►

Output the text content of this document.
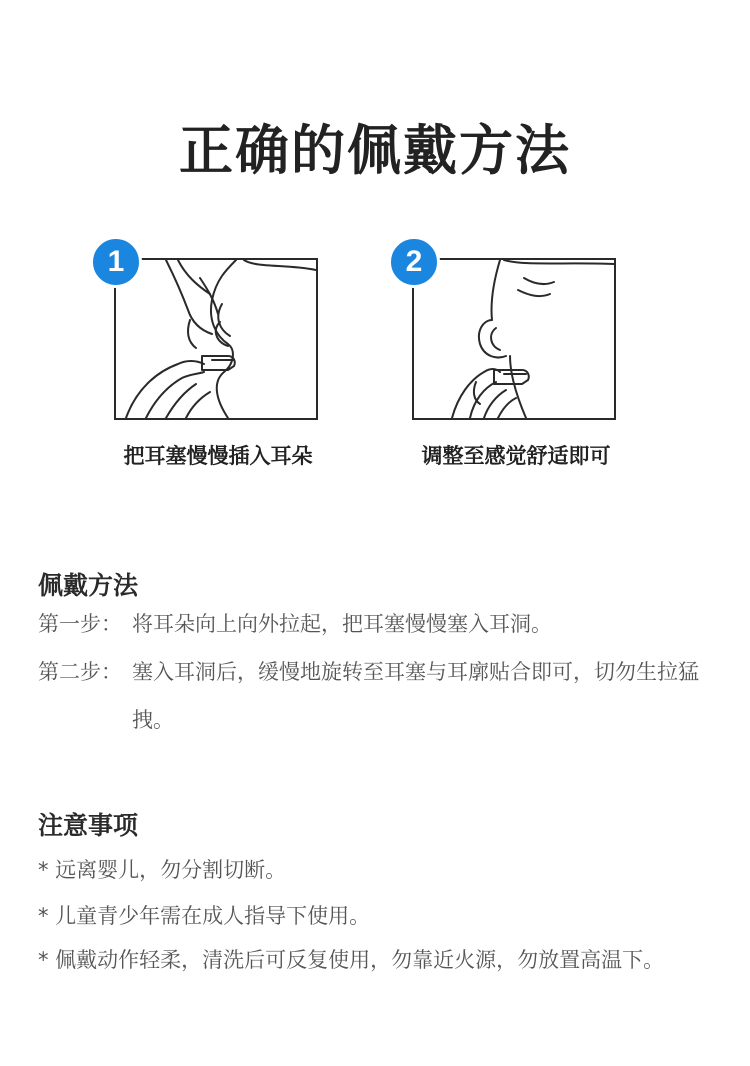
正确的佩戴方法
1
把耳塞慢慢插入耳朵
2
调整至感觉舒适即可
佩戴方法
第一步： 将耳朵向上向外拉起，把耳塞慢慢塞入耳洞。
第二步： 塞入耳洞后，缓慢地旋转至耳塞与耳廓贴合即可，切勿生拉猛拽。
注意事项
* 远离婴儿，勿分割切断。
* 儿童青少年需在成人指导下使用。
* 佩戴动作轻柔，清洗后可反复使用，勿靠近火源，勿放置高温下。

◄

● **GIVEN TASK**:
Transcribe the whole listing exactly. Pictures stay out of your copy.

● **COMPLETE RESPONSE**:
Output the text content of this document.
正确的佩戴方法
1
把耳塞慢慢插入耳朵
2
调整至感觉舒适即可
佩戴方法
第一步： 将耳朵向上向外拉起，把耳塞慢慢塞入耳洞。
第二步： 塞入耳洞后，缓慢地旋转至耳塞与耳廓贴合即可，切勿生拉猛拽。
注意事项
* 远离婴儿，勿分割切断。
* 儿童青少年需在成人指导下使用。
* 佩戴动作轻柔，清洗后可反复使用，勿靠近火源，勿放置高温下。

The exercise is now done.